*DESCRIPTION OF THE TASK:* Below is a listing to write out in full, exactly as given, without its pictures.
# # #
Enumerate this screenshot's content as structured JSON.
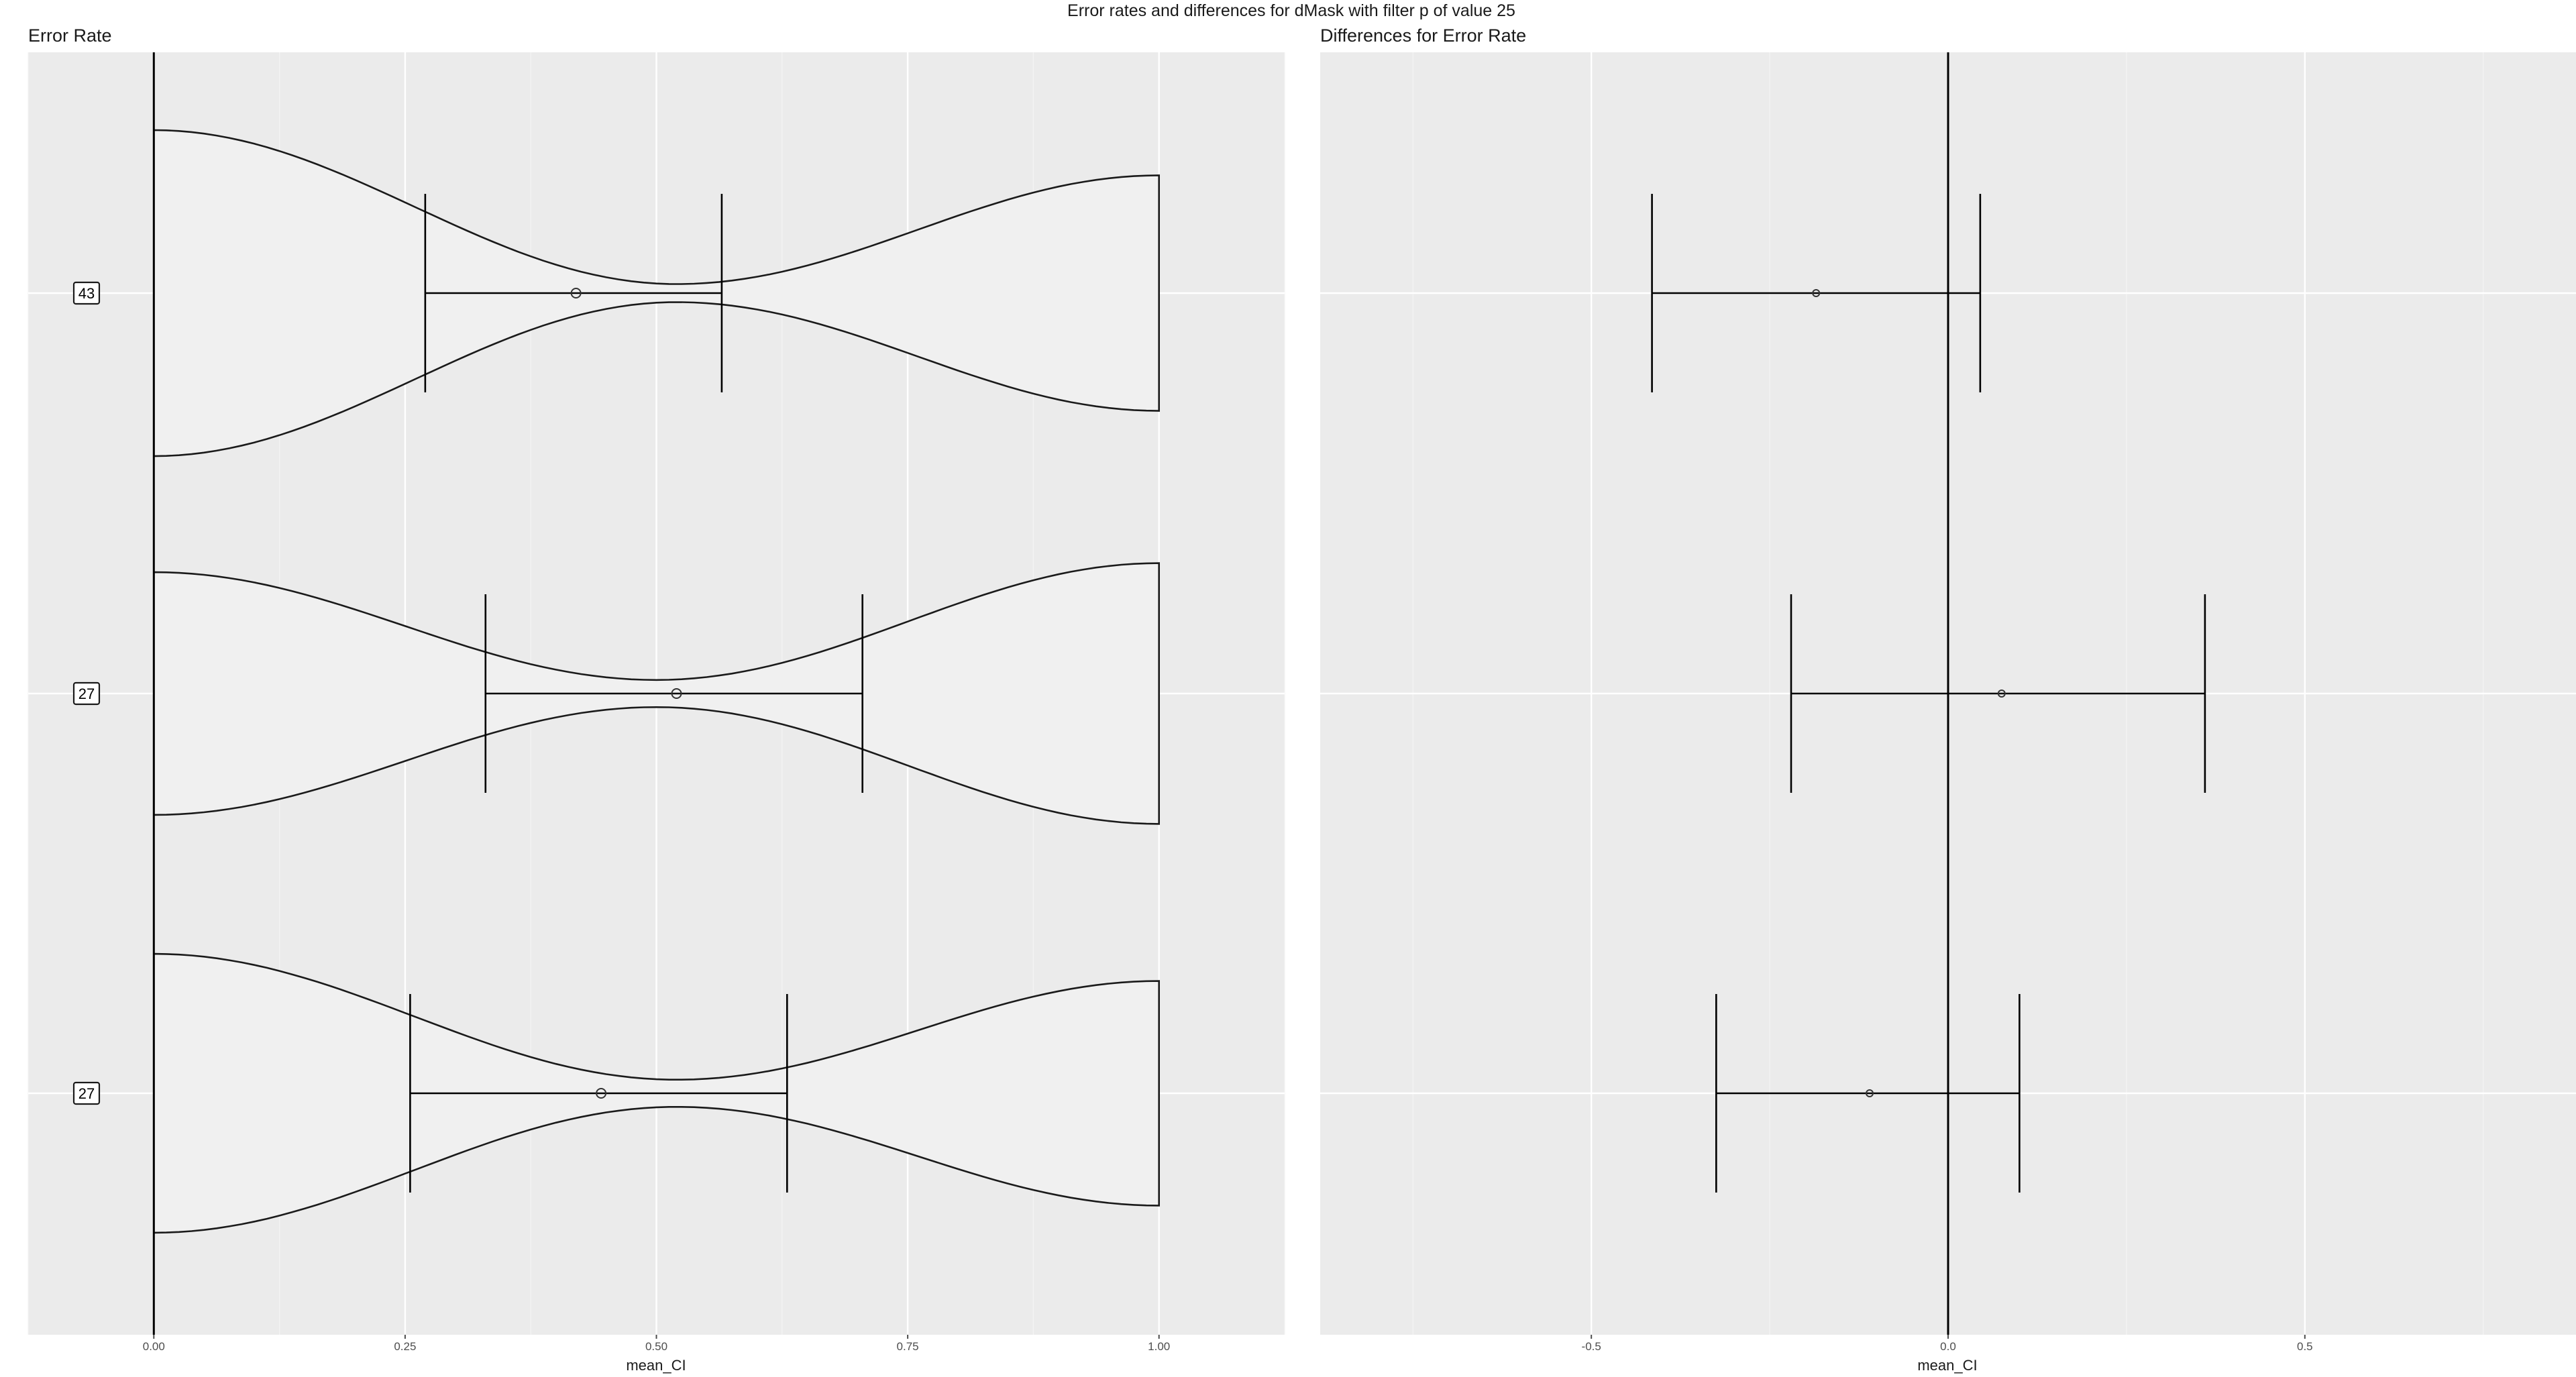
{
  "figure": {
    "title": "Error rates and differences for dMask with filter p of value 25"
  },
  "chart_data": [
    {
      "type": "violin",
      "title": "Error Rate",
      "xlabel": "mean_CI",
      "ylabel": "",
      "xlim": [
        -0.125,
        1.125
      ],
      "x_ticks": [
        0.0,
        0.25,
        0.5,
        0.75,
        1.0
      ],
      "x_tick_labels": [
        "0.00",
        "0.25",
        "0.50",
        "0.75",
        "1.00"
      ],
      "grid": true,
      "categories": [
        "43",
        "27",
        "27"
      ],
      "series": [
        {
          "label": "43",
          "mean": 0.42,
          "ci": [
            0.27,
            0.565
          ],
          "support": [
            0.0,
            1.0
          ],
          "halfwidth_at_0": 0.9,
          "halfwidth_at_1": 0.65,
          "halfwidth_min": 0.05,
          "narrowest_at": 0.52
        },
        {
          "label": "27",
          "mean": 0.52,
          "ci": [
            0.33,
            0.705
          ],
          "support": [
            0.0,
            1.0
          ],
          "halfwidth_at_0": 0.67,
          "halfwidth_at_1": 0.72,
          "halfwidth_min": 0.075,
          "narrowest_at": 0.5
        },
        {
          "label": "27",
          "mean": 0.445,
          "ci": [
            0.255,
            0.63
          ],
          "support": [
            0.0,
            1.0
          ],
          "halfwidth_at_0": 0.77,
          "halfwidth_at_1": 0.62,
          "halfwidth_min": 0.075,
          "narrowest_at": 0.52
        }
      ]
    },
    {
      "type": "errorbar",
      "title": "Differences for Error Rate",
      "xlabel": "mean_CI",
      "ylabel": "",
      "xlim": [
        -0.88,
        0.88
      ],
      "x_ticks": [
        -0.5,
        0.0,
        0.5
      ],
      "x_tick_labels": [
        "-0.5",
        "0.0",
        "0.5"
      ],
      "grid": true,
      "reference_line": 0.0,
      "series": [
        {
          "mean": -0.185,
          "ci": [
            -0.415,
            0.045
          ]
        },
        {
          "mean": 0.075,
          "ci": [
            -0.22,
            0.36
          ]
        },
        {
          "mean": -0.11,
          "ci": [
            -0.325,
            0.1
          ]
        }
      ]
    }
  ]
}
# # #
*WRITTEN ANSWER:*
Enumerate this screenshot's content as structured JSON.
{
  "figure": {
    "title": "Error rates and differences for dMask with filter p of value 25"
  },
  "chart_data": [
    {
      "type": "violin",
      "title": "Error Rate",
      "xlabel": "mean_CI",
      "ylabel": "",
      "xlim": [
        -0.125,
        1.125
      ],
      "x_ticks": [
        0.0,
        0.25,
        0.5,
        0.75,
        1.0
      ],
      "x_tick_labels": [
        "0.00",
        "0.25",
        "0.50",
        "0.75",
        "1.00"
      ],
      "grid": true,
      "categories": [
        "43",
        "27",
        "27"
      ],
      "series": [
        {
          "label": "43",
          "mean": 0.42,
          "ci": [
            0.27,
            0.565
          ],
          "support": [
            0.0,
            1.0
          ],
          "halfwidth_at_0": 0.9,
          "halfwidth_at_1": 0.65,
          "halfwidth_min": 0.05,
          "narrowest_at": 0.52
        },
        {
          "label": "27",
          "mean": 0.52,
          "ci": [
            0.33,
            0.705
          ],
          "support": [
            0.0,
            1.0
          ],
          "halfwidth_at_0": 0.67,
          "halfwidth_at_1": 0.72,
          "halfwidth_min": 0.075,
          "narrowest_at": 0.5
        },
        {
          "label": "27",
          "mean": 0.445,
          "ci": [
            0.255,
            0.63
          ],
          "support": [
            0.0,
            1.0
          ],
          "halfwidth_at_0": 0.77,
          "halfwidth_at_1": 0.62,
          "halfwidth_min": 0.075,
          "narrowest_at": 0.52
        }
      ]
    },
    {
      "type": "errorbar",
      "title": "Differences for Error Rate",
      "xlabel": "mean_CI",
      "ylabel": "",
      "xlim": [
        -0.88,
        0.88
      ],
      "x_ticks": [
        -0.5,
        0.0,
        0.5
      ],
      "x_tick_labels": [
        "-0.5",
        "0.0",
        "0.5"
      ],
      "grid": true,
      "reference_line": 0.0,
      "series": [
        {
          "mean": -0.185,
          "ci": [
            -0.415,
            0.045
          ]
        },
        {
          "mean": 0.075,
          "ci": [
            -0.22,
            0.36
          ]
        },
        {
          "mean": -0.11,
          "ci": [
            -0.325,
            0.1
          ]
        }
      ]
    }
  ]
}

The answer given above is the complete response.